#### AIM:
Find the lines with the string "порядке" and return them.

MATERIAL TO PROCESS start

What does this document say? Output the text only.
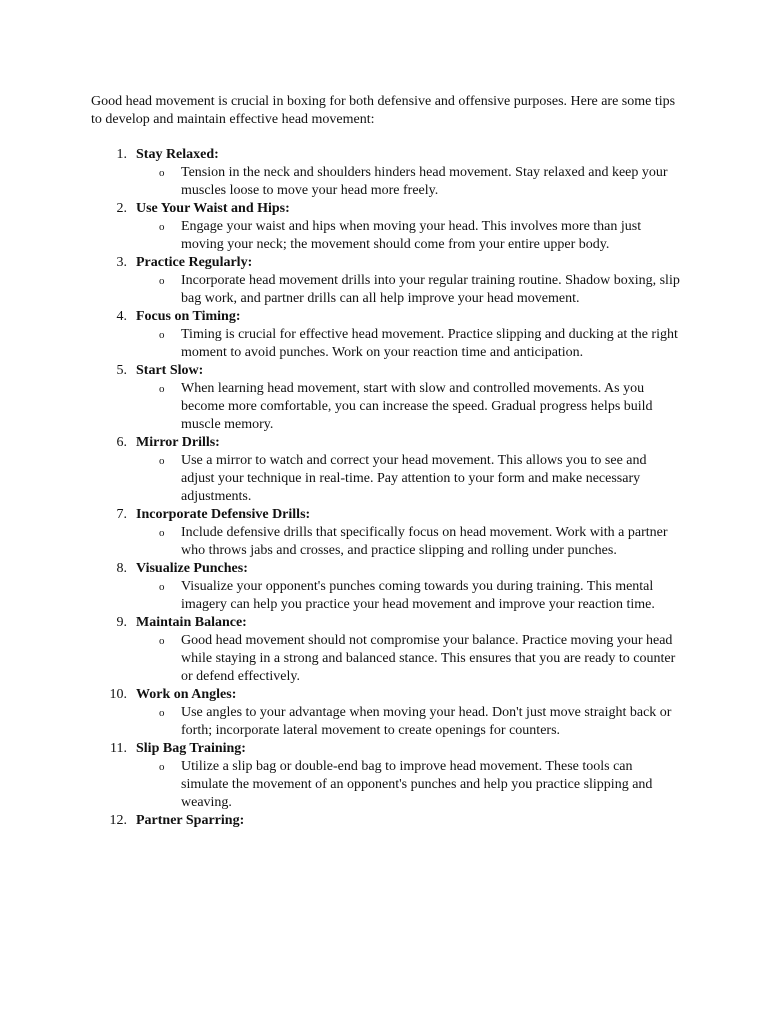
Good head movement is crucial in boxing for both defensive and offensive purposes. Here are some tips to develop and maintain effective head movement:

1. Stay Relaxed:
o Tension in the neck and shoulders hinders head movement. Stay relaxed and keep your muscles loose to move your head more freely.
2. Use Your Waist and Hips:
o Engage your waist and hips when moving your head. This involves more than just moving your neck; the movement should come from your entire upper body.
3. Practice Regularly:
o Incorporate head movement drills into your regular training routine. Shadow boxing, slip bag work, and partner drills can all help improve your head movement.
4. Focus on Timing:
o Timing is crucial for effective head movement. Practice slipping and ducking at the right moment to avoid punches. Work on your reaction time and anticipation.
5. Start Slow:
o When learning head movement, start with slow and controlled movements. As you become more comfortable, you can increase the speed. Gradual progress helps build muscle memory.
6. Mirror Drills:
o Use a mirror to watch and correct your head movement. This allows you to see and adjust your technique in real-time. Pay attention to your form and make necessary adjustments.
7. Incorporate Defensive Drills:
o Include defensive drills that specifically focus on head movement. Work with a partner who throws jabs and crosses, and practice slipping and rolling under punches.
8. Visualize Punches:
o Visualize your opponent's punches coming towards you during training. This mental imagery can help you practice your head movement and improve your reaction time.
9. Maintain Balance:
o Good head movement should not compromise your balance. Practice moving your head while staying in a strong and balanced stance. This ensures that you are ready to counter or defend effectively.
10. Work on Angles:
o Use angles to your advantage when moving your head. Don't just move straight back or forth; incorporate lateral movement to create openings for counters.
11. Slip Bag Training:
o Utilize a slip bag or double-end bag to improve head movement. These tools can simulate the movement of an opponent's punches and help you practice slipping and weaving.
12. Partner Sparring:
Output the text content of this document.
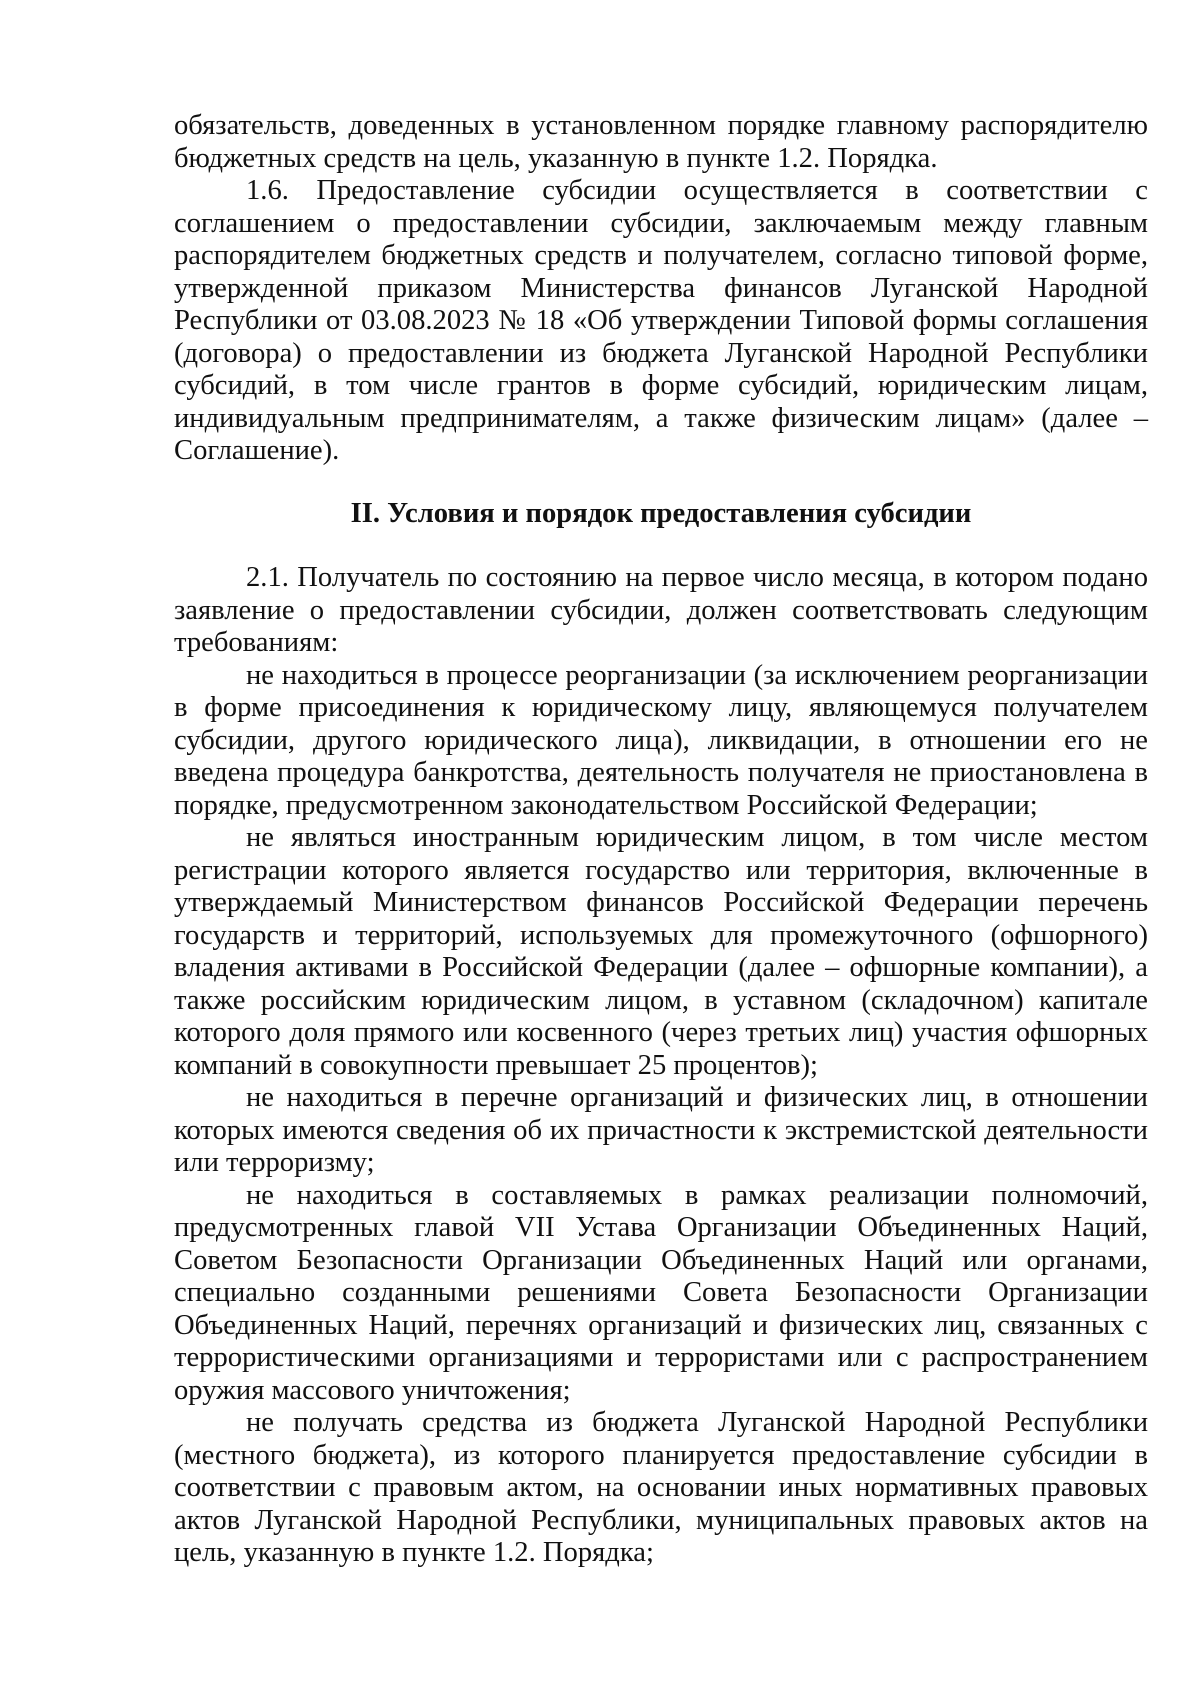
обязательств, доведенных в установленном порядке главному распорядителю бюджетных средств на цель, указанную в пункте 1.2. Порядка.

1.6. Предоставление субсидии осуществляется в соответствии с соглашением о предоставлении субсидии, заключаемым между главным распорядителем бюджетных средств и получателем, согласно типовой форме, утвержденной приказом Министерства финансов Луганской Народной Республики от 03.08.2023 № 18 «Об утверждении Типовой формы соглашения (договора) о предоставлении из бюджета Луганской Народной Республики субсидий, в том числе грантов в форме субсидий, юридическим лицам, индивидуальным предпринимателям, а также физическим лицам» (далее – Соглашение).

II. Условия и порядок предоставления субсидии

2.1. Получатель по состоянию на первое число месяца, в котором подано заявление о предоставлении субсидии, должен соответствовать следующим требованиям:

не находиться в процессе реорганизации (за исключением реорганизации в форме присоединения к юридическому лицу, являющемуся получателем субсидии, другого юридического лица), ликвидации, в отношении его не введена процедура банкротства, деятельность получателя не приостановлена в порядке, предусмотренном законодательством Российской Федерации;

не являться иностранным юридическим лицом, в том числе местом регистрации которого является государство или территория, включенные в утверждаемый Министерством финансов Российской Федерации перечень государств и территорий, используемых для промежуточного (офшорного) владения активами в Российской Федерации (далее – офшорные компании), а также российским юридическим лицом, в уставном (складочном) капитале которого доля прямого или косвенного (через третьих лиц) участия офшорных компаний в совокупности превышает 25 процентов);

не находиться в перечне организаций и физических лиц, в отношении которых имеются сведения об их причастности к экстремистской деятельности или терроризму;

не находиться в составляемых в рамках реализации полномочий, предусмотренных главой VII Устава Организации Объединенных Наций, Советом Безопасности Организации Объединенных Наций или органами, специально созданными решениями Совета Безопасности Организации Объединенных Наций, перечнях организаций и физических лиц, связанных с террористическими организациями и террористами или с распространением оружия массового уничтожения;

не получать средства из бюджета Луганской Народной Республики (местного бюджета), из которого планируется предоставление субсидии в соответствии с правовым актом, на основании иных нормативных правовых актов Луганской Народной Республики, муниципальных правовых актов на цель, указанную в пункте 1.2. Порядка;
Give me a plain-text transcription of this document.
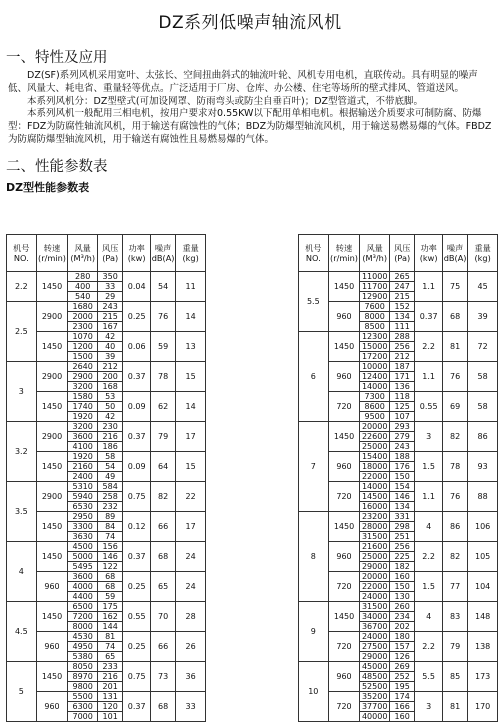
DZ系列低噪声轴流风机
一、特性及应用

DZ(SF)系列风机采用宽叶、太弦长、空间扭曲斜式的轴流叶轮、风机专用电机，直联传动。具有明显的噪声低、风量大、耗电省、重量轻等优点。广泛适用于厂房、仓库、办公楼、住宅等场所的壁式排风、管道送风。

本系列风机分：DZ型壁式(可加设网罩、防雨弯头或防尘自垂百叶)；DZ型管道式，不带底脚。

本系列风机一般配用三相电机，按用户要求对0.55KW以下配用单相电机。根据输送介质要求可制防腐、防爆型：FDZ为防腐性轴流风机，用于输送有腐蚀性的气体；BDZ为防爆型轴流风机，用于输送易燃易爆的气体。FBDZ为防腐防爆型轴流风机，用于输送有腐蚀性且易燃易爆的气体。

二、性能参数表
DZ型性能参数表
机号 NO.	转速 (r/min)	风量 (M³/h)	风压 (Pa)	功率 (kw)	噪声 dB(A)	重量 (kg)
2.2	1450	280	350	0.04	54	11
		400	33			
		540	29			
2.5	2900	1680	243	0.25	76	14
		2000	215			
		2300	167			
	1450	1070	42	0.06	59	13
		1200	40			
		1500	39			
3	2900	2640	212	0.37	78	15
		2900	200			
		3200	168			
	1450	1580	53	0.09	62	14
		1740	50			
		1920	42			
3.2	2900	3200	230	0.37	79	17
		3600	216			
		4100	186			
	1450	1920	58	0.09	64	15
		2160	54			
		2400	49			
3.5	2900	5310	584	0.75	82	22
		5940	258			
		6530	232			
	1450	2950	89	0.12	66	17
		3300	84			
		3630	74			
4	1450	4500	156	0.37	68	24
		5000	146			
		5495	122			
	960	3600	68	0.25	65	24
		4000	68			
		4400	59			
4.5	1450	6500	175	0.55	70	28
		7200	162			
		8000	144			
	960	4530	81	0.25	66	26
		4950	74			
		5380	65			
5	1450	8050	233	0.75	73	36
		8970	216			
		9800	201			
	960	5500	131	0.37	68	33
		6300	120			
		7000	101			
机号 NO.	转速 (r/min)	风量 (M³/h)	风压 (Pa)	功率 (kw)	噪声 dB(A)	重量 (kg)
5.5	1450	11000	265	1.1	75	45
		11700	247			
		12900	215			
	960	7600	152	0.37	68	39
		8000	134			
		8500	111			
6	1450	12300	288	2.2	81	72
		15000	256			
		17200	212			
	960	10000	187	1.1	76	58
		12400	171			
		14000	136			
	720	7300	118	0.55	69	58
		8600	125			
		9500	107			
7	1450	20000	293	3	82	86
		22600	279			
		25000	243			
	960	15400	188	1.5	78	93
		18000	176			
		22000	150			
	720	14000	154	1.1	76	88
		14500	146			
		16000	134			
8	1450	23200	331	4	86	106
		28000	298			
		31500	251			
	960	21600	256	2.2	82	105
		25000	225			
		29000	182			
	720	20000	160	1.5	77	104
		22000	150			
		24000	130			
9	1450	31500	260	4	83	148
		34000	234			
		36700	202			
	720	24000	180	2.2	79	138
		27500	157			
		29000	126			
10	960	45000	269	5.5	85	173
		48500	252			
		52500	195			
	720	35200	174	3	81	170
		37700	166			
		40000	160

MATERIAL TO PROCESS end

#### TASK OUTPUT:
обязательств, доведенных в установленном порядке главному распорядителю бюджетных средств на цель, указанную в пункте 1.2. Порядка.
не находиться в процессе реорганизации (за исключением реорганизации в форме присоединения к юридическому лицу, являющемуся получателем субсидии, другого юридического лица), ликвидации, в отношении его не введена процедура банкротства, деятельность получателя не приостановлена в порядке, предусмотренном законодательством Российской Федерации;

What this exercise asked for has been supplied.